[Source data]
****************
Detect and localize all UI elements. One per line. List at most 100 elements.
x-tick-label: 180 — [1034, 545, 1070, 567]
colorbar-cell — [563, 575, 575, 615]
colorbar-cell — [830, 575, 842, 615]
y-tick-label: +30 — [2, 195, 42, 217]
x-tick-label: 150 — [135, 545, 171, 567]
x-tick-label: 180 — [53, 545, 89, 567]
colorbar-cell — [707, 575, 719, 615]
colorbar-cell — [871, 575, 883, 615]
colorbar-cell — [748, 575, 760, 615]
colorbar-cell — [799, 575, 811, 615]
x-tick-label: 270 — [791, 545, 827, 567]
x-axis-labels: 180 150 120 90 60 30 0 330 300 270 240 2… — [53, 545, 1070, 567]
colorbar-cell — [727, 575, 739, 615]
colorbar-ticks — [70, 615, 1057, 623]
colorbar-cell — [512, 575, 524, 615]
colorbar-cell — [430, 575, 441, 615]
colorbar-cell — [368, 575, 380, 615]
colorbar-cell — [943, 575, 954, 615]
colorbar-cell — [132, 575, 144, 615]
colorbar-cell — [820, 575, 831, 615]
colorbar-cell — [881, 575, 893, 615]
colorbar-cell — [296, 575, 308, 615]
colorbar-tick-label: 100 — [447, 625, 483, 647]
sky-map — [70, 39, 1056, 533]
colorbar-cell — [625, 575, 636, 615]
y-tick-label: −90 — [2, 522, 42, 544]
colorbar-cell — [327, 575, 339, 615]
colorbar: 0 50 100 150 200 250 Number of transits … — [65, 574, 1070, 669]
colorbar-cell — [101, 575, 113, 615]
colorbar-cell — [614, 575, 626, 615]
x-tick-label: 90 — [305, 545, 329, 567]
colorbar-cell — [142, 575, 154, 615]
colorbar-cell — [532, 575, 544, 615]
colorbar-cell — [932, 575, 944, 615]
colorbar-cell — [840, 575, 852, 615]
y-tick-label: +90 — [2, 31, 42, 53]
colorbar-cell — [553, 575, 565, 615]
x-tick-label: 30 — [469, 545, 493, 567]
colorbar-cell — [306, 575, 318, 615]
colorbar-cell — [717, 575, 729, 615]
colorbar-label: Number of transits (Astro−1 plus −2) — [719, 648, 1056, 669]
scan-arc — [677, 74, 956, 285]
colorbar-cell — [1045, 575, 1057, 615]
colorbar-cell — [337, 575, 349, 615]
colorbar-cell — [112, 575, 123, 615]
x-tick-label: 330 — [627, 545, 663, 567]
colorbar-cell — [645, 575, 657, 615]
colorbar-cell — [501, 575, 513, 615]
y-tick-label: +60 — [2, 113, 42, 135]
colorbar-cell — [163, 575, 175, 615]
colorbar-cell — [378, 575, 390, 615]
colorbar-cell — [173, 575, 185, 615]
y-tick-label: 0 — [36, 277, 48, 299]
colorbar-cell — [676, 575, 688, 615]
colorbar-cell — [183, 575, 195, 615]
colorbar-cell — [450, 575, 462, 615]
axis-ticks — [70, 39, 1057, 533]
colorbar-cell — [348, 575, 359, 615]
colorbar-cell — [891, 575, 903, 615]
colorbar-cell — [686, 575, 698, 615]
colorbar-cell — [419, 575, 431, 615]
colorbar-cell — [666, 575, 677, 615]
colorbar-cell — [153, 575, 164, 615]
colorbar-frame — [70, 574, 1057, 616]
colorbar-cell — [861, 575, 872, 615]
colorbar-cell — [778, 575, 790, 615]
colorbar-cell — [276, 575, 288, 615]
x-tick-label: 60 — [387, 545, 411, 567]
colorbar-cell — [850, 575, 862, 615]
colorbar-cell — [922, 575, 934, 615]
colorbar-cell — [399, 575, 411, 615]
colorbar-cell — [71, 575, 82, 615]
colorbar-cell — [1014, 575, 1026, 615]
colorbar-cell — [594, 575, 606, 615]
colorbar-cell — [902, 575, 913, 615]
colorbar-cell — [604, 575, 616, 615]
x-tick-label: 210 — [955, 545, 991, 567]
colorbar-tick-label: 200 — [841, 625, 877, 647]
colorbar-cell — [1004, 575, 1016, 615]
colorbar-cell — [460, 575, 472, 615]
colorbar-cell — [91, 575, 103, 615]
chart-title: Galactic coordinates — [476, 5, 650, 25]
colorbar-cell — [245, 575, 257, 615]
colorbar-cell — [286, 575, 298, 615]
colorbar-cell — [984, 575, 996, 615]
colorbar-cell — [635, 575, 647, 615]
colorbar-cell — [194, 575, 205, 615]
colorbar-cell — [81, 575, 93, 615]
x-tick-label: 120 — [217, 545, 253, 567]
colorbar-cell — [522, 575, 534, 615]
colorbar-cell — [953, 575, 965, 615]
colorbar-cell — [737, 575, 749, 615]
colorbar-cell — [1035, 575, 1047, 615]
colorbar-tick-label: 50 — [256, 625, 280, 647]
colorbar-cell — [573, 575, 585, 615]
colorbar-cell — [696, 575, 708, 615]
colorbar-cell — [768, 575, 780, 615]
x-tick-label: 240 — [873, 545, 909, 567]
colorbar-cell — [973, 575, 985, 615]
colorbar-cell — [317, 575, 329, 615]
****************
## Problem statement
Lay out the records from their first line up to and including the line that contains "colorbar-cell — [707, 575, 719, 615]" as a Markdown table with the columns Row and Line. Give each line its row number and leave out blank lines.

## The solution
| Row | Line |
|---|---|
| 1 | Detect and localize all UI elements. One per line. List at most 100 elements. |
| 2 | x-tick-label: 180 — [1034, 545, 1070, 567] |
| 3 | colorbar-cell — [563, 575, 575, 615] |
| 4 | colorbar-cell — [830, 575, 842, 615] |
| 5 | y-tick-label: +30 — [2, 195, 42, 217] |
| 6 | x-tick-label: 150 — [135, 545, 171, 567] |
| 7 | x-tick-label: 180 — [53, 545, 89, 567] |
| 8 | colorbar-cell — [707, 575, 719, 615] |